### [Exercise]
Would you quote the material below in full and unchanged?

------------------------------------------------------------

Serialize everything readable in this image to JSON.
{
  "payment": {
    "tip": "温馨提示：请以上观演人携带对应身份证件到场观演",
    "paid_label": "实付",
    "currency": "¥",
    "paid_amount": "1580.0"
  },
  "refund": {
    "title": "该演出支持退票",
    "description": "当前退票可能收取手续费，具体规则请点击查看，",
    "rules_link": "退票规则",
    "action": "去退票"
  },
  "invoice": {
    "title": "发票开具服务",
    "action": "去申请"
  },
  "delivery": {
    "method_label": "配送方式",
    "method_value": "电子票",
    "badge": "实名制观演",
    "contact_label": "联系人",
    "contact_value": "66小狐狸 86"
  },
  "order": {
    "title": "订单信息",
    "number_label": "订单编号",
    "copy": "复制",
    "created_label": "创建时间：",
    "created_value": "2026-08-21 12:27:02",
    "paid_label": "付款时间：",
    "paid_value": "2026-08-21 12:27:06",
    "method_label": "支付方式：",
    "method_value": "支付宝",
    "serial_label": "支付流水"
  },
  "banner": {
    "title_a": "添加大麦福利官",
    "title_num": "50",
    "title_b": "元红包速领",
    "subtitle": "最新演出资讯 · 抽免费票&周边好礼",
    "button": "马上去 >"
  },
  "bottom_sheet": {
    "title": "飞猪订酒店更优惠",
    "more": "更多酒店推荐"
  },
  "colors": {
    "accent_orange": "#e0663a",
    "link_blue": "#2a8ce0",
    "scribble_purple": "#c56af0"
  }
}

------------------------------------------------------------

### [Result of the exercise]
Serialize everything readable in this image to JSON.
{
  "payment": {
    "tip": "温馨提示：请以上观演人携带对应身份证件到场观演",
    "paid_label": "实付",
    "currency": "¥",
    "paid_amount": "1580.0"
  },
  "refund": {
    "title": "该演出支持退票",
    "description": "当前退票可能收取手续费，具体规则请点击查看，",
    "rules_link": "退票规则",
    "action": "去退票"
  },
  "invoice": {
    "title": "发票开具服务",
    "action": "去申请"
  },
  "delivery": {
    "method_label": "配送方式",
    "method_value": "电子票",
    "badge": "实名制观演",
    "contact_label": "联系人",
    "contact_value": "66小狐狸 86"
  },
  "order": {
    "title": "订单信息",
    "number_label": "订单编号",
    "copy": "复制",
    "created_label": "创建时间：",
    "created_value": "2026-08-21 12:27:02",
    "paid_label": "付款时间：",
    "paid_value": "2026-08-21 12:27:06",
    "method_label": "支付方式：",
    "method_value": "支付宝",
    "serial_label": "支付流水"
  },
  "banner": {
    "title_a": "添加大麦福利官",
    "title_num": "50",
    "title_b": "元红包速领",
    "subtitle": "最新演出资讯 · 抽免费票&周边好礼",
    "button": "马上去 >"
  },
  "bottom_sheet": {
    "title": "飞猪订酒店更优惠",
    "more": "更多酒店推荐"
  },
  "colors": {
    "accent_orange": "#e0663a",
    "link_blue": "#2a8ce0",
    "scribble_purple": "#c56af0"
  }
}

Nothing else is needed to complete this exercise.